*Goal*
Look through the data and write out every line with the word "JSON" in it.
::::
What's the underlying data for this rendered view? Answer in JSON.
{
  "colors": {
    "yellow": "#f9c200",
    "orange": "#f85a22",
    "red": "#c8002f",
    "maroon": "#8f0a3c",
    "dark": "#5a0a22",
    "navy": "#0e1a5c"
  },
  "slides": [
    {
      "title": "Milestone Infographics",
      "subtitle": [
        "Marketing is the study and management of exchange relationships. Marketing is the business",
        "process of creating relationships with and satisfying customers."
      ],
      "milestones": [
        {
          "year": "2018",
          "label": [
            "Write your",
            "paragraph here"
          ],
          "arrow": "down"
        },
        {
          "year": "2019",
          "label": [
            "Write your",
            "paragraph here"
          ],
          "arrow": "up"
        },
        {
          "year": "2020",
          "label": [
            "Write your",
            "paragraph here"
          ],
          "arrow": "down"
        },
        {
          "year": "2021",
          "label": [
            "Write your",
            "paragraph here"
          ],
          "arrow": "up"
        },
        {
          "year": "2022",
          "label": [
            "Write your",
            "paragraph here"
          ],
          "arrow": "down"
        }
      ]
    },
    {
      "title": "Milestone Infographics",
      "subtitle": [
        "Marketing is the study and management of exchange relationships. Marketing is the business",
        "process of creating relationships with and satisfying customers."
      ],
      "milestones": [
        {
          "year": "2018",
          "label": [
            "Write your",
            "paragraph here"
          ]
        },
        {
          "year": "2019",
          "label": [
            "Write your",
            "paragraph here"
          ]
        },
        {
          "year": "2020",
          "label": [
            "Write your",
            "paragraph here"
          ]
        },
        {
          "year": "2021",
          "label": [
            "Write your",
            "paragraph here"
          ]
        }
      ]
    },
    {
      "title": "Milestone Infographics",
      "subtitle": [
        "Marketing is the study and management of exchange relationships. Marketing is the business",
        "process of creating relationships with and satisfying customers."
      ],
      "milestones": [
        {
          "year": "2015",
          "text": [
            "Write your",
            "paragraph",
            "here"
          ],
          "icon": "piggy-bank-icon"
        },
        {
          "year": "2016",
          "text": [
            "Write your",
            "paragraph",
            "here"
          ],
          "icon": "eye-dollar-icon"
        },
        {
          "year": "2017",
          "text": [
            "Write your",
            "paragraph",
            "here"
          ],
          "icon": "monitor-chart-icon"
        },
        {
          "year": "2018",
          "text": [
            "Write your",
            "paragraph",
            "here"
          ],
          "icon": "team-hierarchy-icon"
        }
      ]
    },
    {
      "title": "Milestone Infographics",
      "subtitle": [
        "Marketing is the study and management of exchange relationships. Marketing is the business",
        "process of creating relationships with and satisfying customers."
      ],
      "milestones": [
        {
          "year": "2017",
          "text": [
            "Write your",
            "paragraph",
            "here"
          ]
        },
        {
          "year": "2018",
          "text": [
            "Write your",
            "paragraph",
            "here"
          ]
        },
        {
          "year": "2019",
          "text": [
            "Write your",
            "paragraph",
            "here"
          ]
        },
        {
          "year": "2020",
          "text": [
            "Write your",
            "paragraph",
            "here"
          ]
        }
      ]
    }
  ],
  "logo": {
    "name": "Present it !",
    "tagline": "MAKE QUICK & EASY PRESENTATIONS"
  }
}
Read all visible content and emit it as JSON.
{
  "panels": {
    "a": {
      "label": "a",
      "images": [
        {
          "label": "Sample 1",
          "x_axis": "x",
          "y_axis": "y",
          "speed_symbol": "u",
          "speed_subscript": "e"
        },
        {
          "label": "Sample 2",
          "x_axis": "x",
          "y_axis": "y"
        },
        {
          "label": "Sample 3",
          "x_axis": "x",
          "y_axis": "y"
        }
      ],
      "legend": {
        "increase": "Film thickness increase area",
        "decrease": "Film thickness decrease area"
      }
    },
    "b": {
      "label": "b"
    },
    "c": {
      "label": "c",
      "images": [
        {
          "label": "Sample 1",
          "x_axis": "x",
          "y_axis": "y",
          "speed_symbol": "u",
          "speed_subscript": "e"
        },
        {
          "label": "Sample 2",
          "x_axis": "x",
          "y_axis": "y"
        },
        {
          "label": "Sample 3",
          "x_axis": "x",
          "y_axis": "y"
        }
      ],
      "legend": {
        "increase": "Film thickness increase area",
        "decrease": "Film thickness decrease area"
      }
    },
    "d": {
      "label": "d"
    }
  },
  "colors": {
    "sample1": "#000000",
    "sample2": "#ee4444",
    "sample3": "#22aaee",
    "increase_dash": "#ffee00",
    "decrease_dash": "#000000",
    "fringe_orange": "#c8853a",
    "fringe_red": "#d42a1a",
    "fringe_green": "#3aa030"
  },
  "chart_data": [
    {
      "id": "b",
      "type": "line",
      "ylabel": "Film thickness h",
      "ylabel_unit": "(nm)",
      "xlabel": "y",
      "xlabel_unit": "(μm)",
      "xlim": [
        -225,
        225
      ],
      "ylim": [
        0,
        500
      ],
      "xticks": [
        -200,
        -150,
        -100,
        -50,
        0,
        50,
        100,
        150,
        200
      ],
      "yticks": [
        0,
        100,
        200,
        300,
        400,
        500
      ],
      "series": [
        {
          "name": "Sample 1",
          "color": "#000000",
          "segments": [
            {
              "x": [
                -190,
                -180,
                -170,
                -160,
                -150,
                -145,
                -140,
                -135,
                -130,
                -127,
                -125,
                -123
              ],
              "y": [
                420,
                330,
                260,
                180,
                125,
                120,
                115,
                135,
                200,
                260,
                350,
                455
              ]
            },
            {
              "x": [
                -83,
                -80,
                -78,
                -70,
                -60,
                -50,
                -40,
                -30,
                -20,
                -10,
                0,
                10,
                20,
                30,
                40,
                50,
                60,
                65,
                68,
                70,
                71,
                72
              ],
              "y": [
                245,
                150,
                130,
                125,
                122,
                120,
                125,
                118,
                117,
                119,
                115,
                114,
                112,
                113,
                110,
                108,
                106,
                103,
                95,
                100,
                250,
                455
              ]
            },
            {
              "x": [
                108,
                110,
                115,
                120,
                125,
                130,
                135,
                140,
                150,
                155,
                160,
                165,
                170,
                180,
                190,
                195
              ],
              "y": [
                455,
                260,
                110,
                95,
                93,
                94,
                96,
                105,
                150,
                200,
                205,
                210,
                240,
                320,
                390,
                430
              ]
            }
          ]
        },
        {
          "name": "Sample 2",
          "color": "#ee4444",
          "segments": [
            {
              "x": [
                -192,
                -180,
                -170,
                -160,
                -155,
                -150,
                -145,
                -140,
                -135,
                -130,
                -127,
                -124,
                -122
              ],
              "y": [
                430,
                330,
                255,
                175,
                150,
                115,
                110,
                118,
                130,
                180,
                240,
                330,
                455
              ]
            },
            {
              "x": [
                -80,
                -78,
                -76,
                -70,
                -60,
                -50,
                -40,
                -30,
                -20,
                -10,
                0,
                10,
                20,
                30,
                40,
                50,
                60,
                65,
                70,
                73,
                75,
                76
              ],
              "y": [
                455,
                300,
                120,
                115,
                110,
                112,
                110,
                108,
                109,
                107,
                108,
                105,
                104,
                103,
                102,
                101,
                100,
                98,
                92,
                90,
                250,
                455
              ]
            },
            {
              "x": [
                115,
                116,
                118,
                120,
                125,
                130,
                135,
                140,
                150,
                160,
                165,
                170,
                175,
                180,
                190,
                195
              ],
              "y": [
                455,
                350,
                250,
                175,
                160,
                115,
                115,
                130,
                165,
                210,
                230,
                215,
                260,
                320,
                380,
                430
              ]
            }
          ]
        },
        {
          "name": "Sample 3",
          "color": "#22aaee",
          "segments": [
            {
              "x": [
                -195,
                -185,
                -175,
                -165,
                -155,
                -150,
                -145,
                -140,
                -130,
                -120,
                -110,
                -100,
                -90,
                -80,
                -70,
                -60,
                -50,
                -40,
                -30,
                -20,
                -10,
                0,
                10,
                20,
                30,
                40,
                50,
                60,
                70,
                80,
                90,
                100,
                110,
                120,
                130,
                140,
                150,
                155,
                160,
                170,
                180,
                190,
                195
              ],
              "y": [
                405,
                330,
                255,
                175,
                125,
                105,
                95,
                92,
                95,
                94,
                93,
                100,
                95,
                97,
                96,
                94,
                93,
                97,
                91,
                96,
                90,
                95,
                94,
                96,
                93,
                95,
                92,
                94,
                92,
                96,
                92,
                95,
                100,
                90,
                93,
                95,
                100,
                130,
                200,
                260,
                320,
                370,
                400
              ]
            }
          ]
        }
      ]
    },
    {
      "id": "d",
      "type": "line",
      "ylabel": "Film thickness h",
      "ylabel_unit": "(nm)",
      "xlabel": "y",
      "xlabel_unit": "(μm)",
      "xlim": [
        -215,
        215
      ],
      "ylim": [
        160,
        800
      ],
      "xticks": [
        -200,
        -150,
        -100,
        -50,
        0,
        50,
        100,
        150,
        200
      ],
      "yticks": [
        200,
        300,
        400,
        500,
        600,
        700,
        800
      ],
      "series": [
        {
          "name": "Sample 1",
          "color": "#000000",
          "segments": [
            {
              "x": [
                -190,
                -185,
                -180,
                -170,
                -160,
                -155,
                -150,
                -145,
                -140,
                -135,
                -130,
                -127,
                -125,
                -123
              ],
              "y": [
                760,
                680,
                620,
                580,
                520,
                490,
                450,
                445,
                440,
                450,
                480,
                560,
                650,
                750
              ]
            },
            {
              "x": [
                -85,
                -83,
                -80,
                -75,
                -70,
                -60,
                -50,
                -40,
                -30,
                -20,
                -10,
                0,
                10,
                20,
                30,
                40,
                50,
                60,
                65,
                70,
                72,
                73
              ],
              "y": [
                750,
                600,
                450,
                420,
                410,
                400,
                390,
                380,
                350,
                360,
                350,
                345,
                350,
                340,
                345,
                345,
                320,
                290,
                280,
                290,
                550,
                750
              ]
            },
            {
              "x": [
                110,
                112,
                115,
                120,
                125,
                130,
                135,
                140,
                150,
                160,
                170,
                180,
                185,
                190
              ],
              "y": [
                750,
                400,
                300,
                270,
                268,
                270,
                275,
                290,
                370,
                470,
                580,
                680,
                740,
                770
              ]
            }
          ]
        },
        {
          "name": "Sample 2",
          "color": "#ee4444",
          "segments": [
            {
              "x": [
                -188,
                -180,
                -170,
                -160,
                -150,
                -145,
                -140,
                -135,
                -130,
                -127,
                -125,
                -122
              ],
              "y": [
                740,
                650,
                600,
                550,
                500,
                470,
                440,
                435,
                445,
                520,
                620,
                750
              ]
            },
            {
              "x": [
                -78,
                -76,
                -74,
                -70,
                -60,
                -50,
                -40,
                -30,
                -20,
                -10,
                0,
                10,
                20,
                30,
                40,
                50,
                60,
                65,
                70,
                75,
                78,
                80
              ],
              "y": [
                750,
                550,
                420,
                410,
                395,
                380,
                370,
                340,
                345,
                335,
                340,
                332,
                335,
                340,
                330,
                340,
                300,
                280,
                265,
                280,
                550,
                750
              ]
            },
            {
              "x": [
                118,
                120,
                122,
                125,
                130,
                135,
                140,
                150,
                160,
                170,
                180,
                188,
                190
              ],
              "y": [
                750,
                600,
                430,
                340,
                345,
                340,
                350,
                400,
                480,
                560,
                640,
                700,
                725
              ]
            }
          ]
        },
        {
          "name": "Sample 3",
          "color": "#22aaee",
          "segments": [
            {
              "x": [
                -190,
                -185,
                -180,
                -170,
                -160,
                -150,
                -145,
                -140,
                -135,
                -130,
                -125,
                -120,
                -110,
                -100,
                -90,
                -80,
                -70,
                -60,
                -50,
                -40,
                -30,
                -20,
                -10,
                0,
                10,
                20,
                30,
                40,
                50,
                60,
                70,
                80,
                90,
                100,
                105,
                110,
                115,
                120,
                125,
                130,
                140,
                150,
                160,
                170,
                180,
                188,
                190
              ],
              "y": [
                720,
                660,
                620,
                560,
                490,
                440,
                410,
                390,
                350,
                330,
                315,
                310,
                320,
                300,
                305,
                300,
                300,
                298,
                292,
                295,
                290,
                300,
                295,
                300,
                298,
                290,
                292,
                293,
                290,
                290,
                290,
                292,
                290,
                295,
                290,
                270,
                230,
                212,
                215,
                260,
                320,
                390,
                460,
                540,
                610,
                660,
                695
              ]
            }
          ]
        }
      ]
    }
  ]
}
::::
*Task result*
What's the underlying data for this rendered view? Answer in JSON.
Read all visible content and emit it as JSON.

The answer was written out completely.